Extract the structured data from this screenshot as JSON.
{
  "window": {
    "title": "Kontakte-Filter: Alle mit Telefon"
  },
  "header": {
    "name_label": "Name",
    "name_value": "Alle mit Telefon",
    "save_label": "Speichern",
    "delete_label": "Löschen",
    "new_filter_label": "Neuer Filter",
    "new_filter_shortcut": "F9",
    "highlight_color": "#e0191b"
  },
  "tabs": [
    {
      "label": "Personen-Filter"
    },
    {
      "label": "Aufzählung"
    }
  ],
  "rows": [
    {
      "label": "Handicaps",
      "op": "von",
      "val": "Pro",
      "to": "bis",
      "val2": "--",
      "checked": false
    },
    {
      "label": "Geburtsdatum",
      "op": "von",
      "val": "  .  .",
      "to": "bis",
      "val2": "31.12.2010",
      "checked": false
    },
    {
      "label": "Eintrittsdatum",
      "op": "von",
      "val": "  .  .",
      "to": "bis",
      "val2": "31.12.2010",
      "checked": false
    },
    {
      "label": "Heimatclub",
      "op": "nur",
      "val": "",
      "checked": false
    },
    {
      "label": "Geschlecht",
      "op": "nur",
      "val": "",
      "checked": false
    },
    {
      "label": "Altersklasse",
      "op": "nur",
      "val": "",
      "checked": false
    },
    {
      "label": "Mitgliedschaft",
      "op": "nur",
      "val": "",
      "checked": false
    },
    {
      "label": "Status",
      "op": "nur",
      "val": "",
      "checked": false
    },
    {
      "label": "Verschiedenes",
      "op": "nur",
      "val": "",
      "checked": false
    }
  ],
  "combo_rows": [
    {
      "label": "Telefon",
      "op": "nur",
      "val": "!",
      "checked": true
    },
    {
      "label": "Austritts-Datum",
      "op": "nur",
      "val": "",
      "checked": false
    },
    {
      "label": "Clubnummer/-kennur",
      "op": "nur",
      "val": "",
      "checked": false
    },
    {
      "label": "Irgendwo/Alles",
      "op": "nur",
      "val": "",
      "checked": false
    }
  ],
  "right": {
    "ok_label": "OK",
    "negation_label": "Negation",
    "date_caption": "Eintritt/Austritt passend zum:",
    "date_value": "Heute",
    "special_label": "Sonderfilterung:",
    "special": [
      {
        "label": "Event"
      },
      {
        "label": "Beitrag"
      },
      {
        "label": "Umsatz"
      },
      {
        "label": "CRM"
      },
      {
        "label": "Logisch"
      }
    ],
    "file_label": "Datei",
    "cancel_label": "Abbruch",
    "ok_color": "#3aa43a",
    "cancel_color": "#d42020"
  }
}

# # # # # # #

INSTRUCTION –
Copy out all of the records shown above exactly.

FINISHED TASK –
Extract the structured data from this screenshot as JSON.
{
  "window": {
    "title": "Kontakte-Filter: Alle mit Telefon"
  },
  "header": {
    "name_label": "Name",
    "name_value": "Alle mit Telefon",
    "save_label": "Speichern",
    "delete_label": "Löschen",
    "new_filter_label": "Neuer Filter",
    "new_filter_shortcut": "F9",
    "highlight_color": "#e0191b"
  },
  "tabs": [
    {
      "label": "Personen-Filter"
    },
    {
      "label": "Aufzählung"
    }
  ],
  "rows": [
    {
      "label": "Handicaps",
      "op": "von",
      "val": "Pro",
      "to": "bis",
      "val2": "--",
      "checked": false
    },
    {
      "label": "Geburtsdatum",
      "op": "von",
      "val": "  .  .",
      "to": "bis",
      "val2": "31.12.2010",
      "checked": false
    },
    {
      "label": "Eintrittsdatum",
      "op": "von",
      "val": "  .  .",
      "to": "bis",
      "val2": "31.12.2010",
      "checked": false
    },
    {
      "label": "Heimatclub",
      "op": "nur",
      "val": "",
      "checked": false
    },
    {
      "label": "Geschlecht",
      "op": "nur",
      "val": "",
      "checked": false
    },
    {
      "label": "Altersklasse",
      "op": "nur",
      "val": "",
      "checked": false
    },
    {
      "label": "Mitgliedschaft",
      "op": "nur",
      "val": "",
      "checked": false
    },
    {
      "label": "Status",
      "op": "nur",
      "val": "",
      "checked": false
    },
    {
      "label": "Verschiedenes",
      "op": "nur",
      "val": "",
      "checked": false
    }
  ],
  "combo_rows": [
    {
      "label": "Telefon",
      "op": "nur",
      "val": "!",
      "checked": true
    },
    {
      "label": "Austritts-Datum",
      "op": "nur",
      "val": "",
      "checked": false
    },
    {
      "label": "Clubnummer/-kennur",
      "op": "nur",
      "val": "",
      "checked": false
    },
    {
      "label": "Irgendwo/Alles",
      "op": "nur",
      "val": "",
      "checked": false
    }
  ],
  "right": {
    "ok_label": "OK",
    "negation_label": "Negation",
    "date_caption": "Eintritt/Austritt passend zum:",
    "date_value": "Heute",
    "special_label": "Sonderfilterung:",
    "special": [
      {
        "label": "Event"
      },
      {
        "label": "Beitrag"
      },
      {
        "label": "Umsatz"
      },
      {
        "label": "CRM"
      },
      {
        "label": "Logisch"
      }
    ],
    "file_label": "Datei",
    "cancel_label": "Abbruch",
    "ok_color": "#3aa43a",
    "cancel_color": "#d42020"
  }
}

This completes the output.